>> Start TASK DATA

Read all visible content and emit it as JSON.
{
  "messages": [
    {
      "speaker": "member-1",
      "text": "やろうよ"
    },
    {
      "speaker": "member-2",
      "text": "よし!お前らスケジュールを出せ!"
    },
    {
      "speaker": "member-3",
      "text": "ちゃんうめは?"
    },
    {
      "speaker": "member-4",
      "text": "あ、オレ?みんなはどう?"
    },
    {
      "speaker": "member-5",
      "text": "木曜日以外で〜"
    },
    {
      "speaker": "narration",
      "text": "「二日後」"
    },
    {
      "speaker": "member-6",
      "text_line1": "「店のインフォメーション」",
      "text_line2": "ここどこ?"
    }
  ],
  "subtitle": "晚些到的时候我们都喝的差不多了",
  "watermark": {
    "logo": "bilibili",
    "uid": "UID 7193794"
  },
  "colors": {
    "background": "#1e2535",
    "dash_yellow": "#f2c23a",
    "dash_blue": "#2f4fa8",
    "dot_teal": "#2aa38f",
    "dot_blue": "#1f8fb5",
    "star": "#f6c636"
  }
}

>> End TASK DATA

> PROBLEM: Repeat the material above in full, exactly as it stands.

> IN RESPONSE:
Read all visible content and emit it as JSON.
{
  "messages": [
    {
      "speaker": "member-1",
      "text": "やろうよ"
    },
    {
      "speaker": "member-2",
      "text": "よし!お前らスケジュールを出せ!"
    },
    {
      "speaker": "member-3",
      "text": "ちゃんうめは?"
    },
    {
      "speaker": "member-4",
      "text": "あ、オレ?みんなはどう?"
    },
    {
      "speaker": "member-5",
      "text": "木曜日以外で〜"
    },
    {
      "speaker": "narration",
      "text": "「二日後」"
    },
    {
      "speaker": "member-6",
      "text_line1": "「店のインフォメーション」",
      "text_line2": "ここどこ?"
    }
  ],
  "subtitle": "晚些到的时候我们都喝的差不多了",
  "watermark": {
    "logo": "bilibili",
    "uid": "UID 7193794"
  },
  "colors": {
    "background": "#1e2535",
    "dash_yellow": "#f2c23a",
    "dash_blue": "#2f4fa8",
    "dot_teal": "#2aa38f",
    "dot_blue": "#1f8fb5",
    "star": "#f6c636"
  }
}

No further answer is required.